**Instructions for the task**
Identify the lines that contain the word "mots", then copy them.

(Collected data)
[Start]

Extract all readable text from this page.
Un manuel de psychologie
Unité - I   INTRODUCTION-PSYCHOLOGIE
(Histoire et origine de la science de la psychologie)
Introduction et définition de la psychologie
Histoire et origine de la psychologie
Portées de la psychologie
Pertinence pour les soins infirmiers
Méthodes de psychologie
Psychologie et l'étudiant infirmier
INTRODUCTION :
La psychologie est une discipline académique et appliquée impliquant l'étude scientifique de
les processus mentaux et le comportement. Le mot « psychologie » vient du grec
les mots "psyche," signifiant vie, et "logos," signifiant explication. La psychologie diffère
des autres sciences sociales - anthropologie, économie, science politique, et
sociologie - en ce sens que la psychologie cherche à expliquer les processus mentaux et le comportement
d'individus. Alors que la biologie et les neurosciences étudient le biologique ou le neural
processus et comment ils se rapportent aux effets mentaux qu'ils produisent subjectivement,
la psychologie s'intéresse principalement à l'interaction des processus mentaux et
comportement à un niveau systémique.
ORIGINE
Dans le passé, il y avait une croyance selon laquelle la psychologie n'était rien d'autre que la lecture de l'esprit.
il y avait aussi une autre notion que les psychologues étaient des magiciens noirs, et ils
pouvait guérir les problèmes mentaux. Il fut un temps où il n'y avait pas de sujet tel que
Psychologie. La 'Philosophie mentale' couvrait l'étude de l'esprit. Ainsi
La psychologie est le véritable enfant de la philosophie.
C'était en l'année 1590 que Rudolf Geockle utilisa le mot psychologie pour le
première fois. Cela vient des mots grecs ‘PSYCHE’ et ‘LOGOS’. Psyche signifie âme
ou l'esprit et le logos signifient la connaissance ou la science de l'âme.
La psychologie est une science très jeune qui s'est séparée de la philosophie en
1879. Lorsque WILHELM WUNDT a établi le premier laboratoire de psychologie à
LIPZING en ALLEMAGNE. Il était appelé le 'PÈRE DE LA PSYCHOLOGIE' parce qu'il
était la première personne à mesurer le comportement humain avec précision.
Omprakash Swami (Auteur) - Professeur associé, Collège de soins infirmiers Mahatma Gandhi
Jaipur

[End]
[Start]

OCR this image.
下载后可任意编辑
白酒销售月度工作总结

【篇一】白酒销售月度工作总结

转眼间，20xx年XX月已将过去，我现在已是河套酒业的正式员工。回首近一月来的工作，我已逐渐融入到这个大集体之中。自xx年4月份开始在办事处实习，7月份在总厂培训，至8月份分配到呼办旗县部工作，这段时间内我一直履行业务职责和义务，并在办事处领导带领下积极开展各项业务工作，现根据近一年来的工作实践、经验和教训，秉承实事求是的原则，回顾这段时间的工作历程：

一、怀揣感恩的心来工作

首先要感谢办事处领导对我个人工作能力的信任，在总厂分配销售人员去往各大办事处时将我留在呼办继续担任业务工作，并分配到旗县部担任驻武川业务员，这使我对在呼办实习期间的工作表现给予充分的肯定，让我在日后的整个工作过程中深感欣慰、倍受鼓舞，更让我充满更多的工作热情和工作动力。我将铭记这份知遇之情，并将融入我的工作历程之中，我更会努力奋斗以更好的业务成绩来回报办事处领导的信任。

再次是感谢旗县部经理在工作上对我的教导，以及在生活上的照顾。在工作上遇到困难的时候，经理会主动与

[End]

**Result for this exercise**
les mots "psyche," signifiant vie, et "logos," signifiant explication. La psychologie diffère
première fois. Cela vient des mots grecs ‘PSYCHE’ et ‘LOGOS’. Psyche signifie âme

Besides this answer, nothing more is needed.